----- DATA LINES -----

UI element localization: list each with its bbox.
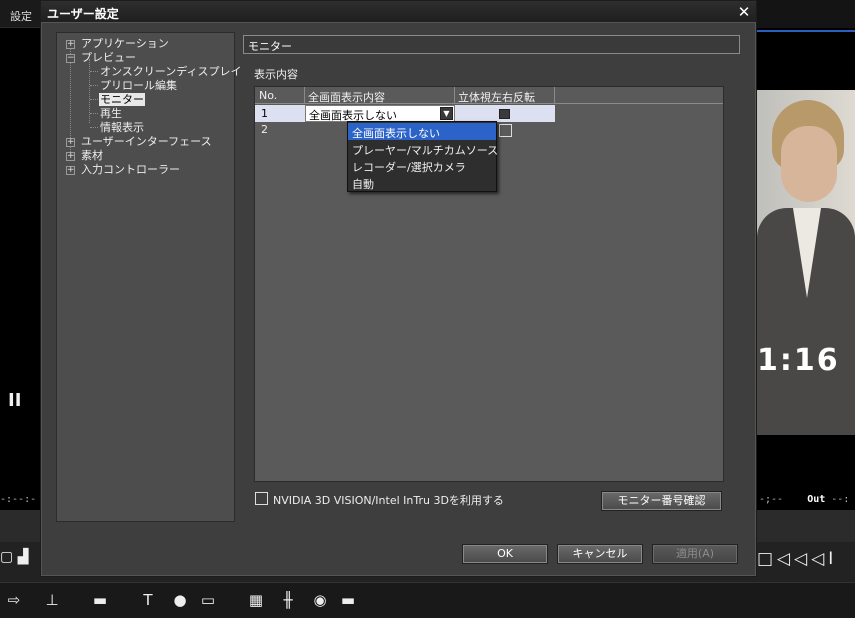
recorder-transport-controls[interactable]: □◁◁◁I (757, 549, 837, 569)
color-icon[interactable]: ◉ (312, 590, 328, 610)
tree-item-monitor[interactable]: モニター (99, 93, 145, 106)
layout-icon[interactable]: ▬ (340, 590, 356, 610)
stereo-flip-checkbox[interactable] (499, 124, 512, 137)
close-icon[interactable]: ✕ (734, 2, 754, 22)
nvidia-3d-label[interactable]: NVIDIA 3D VISION/Intel InTru 3Dを利用する (273, 492, 504, 508)
monitor-accent-line (757, 30, 855, 32)
dropdown-option[interactable]: プレーヤー/マルチカムソース (348, 140, 498, 157)
recorder-timecode: -;-- Out --: (759, 494, 849, 505)
trim-icon[interactable]: ⇨ (6, 590, 22, 610)
row-number: 2 (261, 123, 268, 136)
app-topright-area (757, 0, 855, 28)
marker-icon[interactable]: ⊥ (44, 590, 60, 610)
table-row[interactable]: 1 全画面表示しない ▼ (255, 105, 555, 122)
row-number: 1 (261, 107, 268, 120)
stereo-flip-checkbox[interactable] (499, 109, 510, 119)
content-dropdown-list: 全画面表示しない プレーヤー/マルチカムソース レコーダー/選択カメラ 自動 (347, 121, 498, 192)
microphone-icon[interactable]: ● (172, 590, 188, 610)
section-label: 表示内容 (254, 68, 298, 81)
range-icon[interactable]: ▬ (92, 590, 108, 610)
pause-icon[interactable]: II (8, 390, 21, 411)
player-timecode: -:--:- (0, 494, 37, 505)
apply-button[interactable]: 適用(A) (652, 544, 738, 564)
dialog-title: ユーザー設定 (47, 7, 119, 21)
nvidia-3d-checkbox[interactable] (255, 492, 268, 505)
dropdown-option[interactable]: レコーダー/選択カメラ (348, 157, 496, 174)
column-header-stereo-flip: 立体視左右反転 (458, 91, 535, 104)
tree-item-preroll-edit[interactable]: プリロール編集 (100, 79, 177, 92)
collapse-icon[interactable]: − (66, 54, 75, 63)
ok-button[interactable]: OK (462, 544, 548, 564)
dropdown-option[interactable]: 自動 (348, 174, 496, 191)
chevron-down-icon[interactable]: ▼ (440, 107, 453, 120)
monitor-table: No. 全画面表示内容 立体視左右反転 1 全画面表示しない ▼ 2 全画面表示… (254, 86, 724, 482)
dropdown-option[interactable]: 全画面表示しない (348, 123, 496, 140)
export-icon[interactable]: ▭ (200, 590, 216, 610)
column-header-content: 全画面表示内容 (308, 91, 385, 104)
panel-title: モニター (248, 40, 292, 53)
grid-icon[interactable]: ▦ (248, 590, 264, 610)
tree-item-material[interactable]: 素材 (81, 149, 103, 162)
tree-item-input-controller[interactable]: 入力コントローラー (81, 163, 180, 176)
column-header-no: No. (259, 89, 278, 102)
cancel-button[interactable]: キャンセル (557, 544, 643, 564)
expand-icon[interactable]: + (66, 166, 75, 175)
user-settings-dialog: ユーザー設定 ✕ + アプリケーション − プレビュー オンスクリーンディスプレ… (40, 0, 757, 577)
out-label: Out (807, 494, 826, 505)
timeline-toolbar: ⇨ ⊥ ▬ T ● ▭ ▦ ╫ ◉ ▬ (0, 582, 855, 618)
settings-menu-label[interactable]: 設定 (10, 8, 32, 24)
settings-tree: + アプリケーション − プレビュー オンスクリーンディスプレイ プリロール編集… (56, 32, 241, 522)
tree-item-onscreen-display[interactable]: オンスクリーンディスプレイ (100, 65, 241, 78)
mixer-icon[interactable]: ╫ (280, 590, 296, 610)
video-clock-overlay: 1:16 (757, 343, 840, 378)
monitor-number-check-button[interactable]: モニター番号確認 (601, 491, 722, 511)
video-frame-image (757, 90, 855, 435)
player-monitor (0, 28, 42, 510)
dialog-titlebar[interactable]: ユーザー設定 ✕ (41, 1, 756, 23)
table-header: No. 全画面表示内容 立体視左右反転 (255, 87, 723, 104)
panel-header: モニター (243, 35, 740, 54)
tree-item-info-display[interactable]: 情報表示 (100, 121, 144, 134)
recorder-timecode-value: -;-- (759, 494, 784, 505)
tree-item-preview[interactable]: プレビュー (81, 51, 136, 64)
tree-item-application[interactable]: アプリケーション (81, 37, 169, 50)
out-timecode: --: (831, 494, 850, 505)
player-controls[interactable]: ▢ ▟ (0, 549, 28, 565)
content-combobox[interactable]: 全画面表示しない ▼ (305, 105, 455, 122)
title-icon[interactable]: T (140, 590, 156, 610)
tree-item-user-interface[interactable]: ユーザーインターフェース (81, 135, 212, 148)
tree-item-playback[interactable]: 再生 (100, 107, 122, 120)
expand-icon[interactable]: + (66, 40, 75, 49)
expand-icon[interactable]: + (66, 152, 75, 161)
expand-icon[interactable]: + (66, 138, 75, 147)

-----

● PROBLEM DESCRIPTION:
Please write out the material above word for word, starting with the line that contains "549, 837, 569)" and going on through the line that contains "table-row[interactable]: 1 全画面表示しない", including both of those lines.

● ANSWER TO THIS TASK:
recorder-transport-controls[interactable]: □◁◁◁I (757, 549, 837, 569)
color-icon[interactable]: ◉ (312, 590, 328, 610)
tree-item-monitor[interactable]: モニター (99, 93, 145, 106)
layout-icon[interactable]: ▬ (340, 590, 356, 610)
stereo-flip-checkbox[interactable] (499, 124, 512, 137)
close-icon[interactable]: ✕ (734, 2, 754, 22)
nvidia-3d-label[interactable]: NVIDIA 3D VISION/Intel InTru 3Dを利用する (273, 492, 504, 508)
monitor-accent-line (757, 30, 855, 32)
dropdown-option[interactable]: プレーヤー/マルチカムソース (348, 140, 498, 157)
recorder-timecode: -;-- Out --: (759, 494, 849, 505)
trim-icon[interactable]: ⇨ (6, 590, 22, 610)
row-number: 2 (261, 123, 268, 136)
app-topright-area (757, 0, 855, 28)
marker-icon[interactable]: ⊥ (44, 590, 60, 610)
table-row[interactable]: 1 全画面表示しない ▼ (255, 105, 555, 122)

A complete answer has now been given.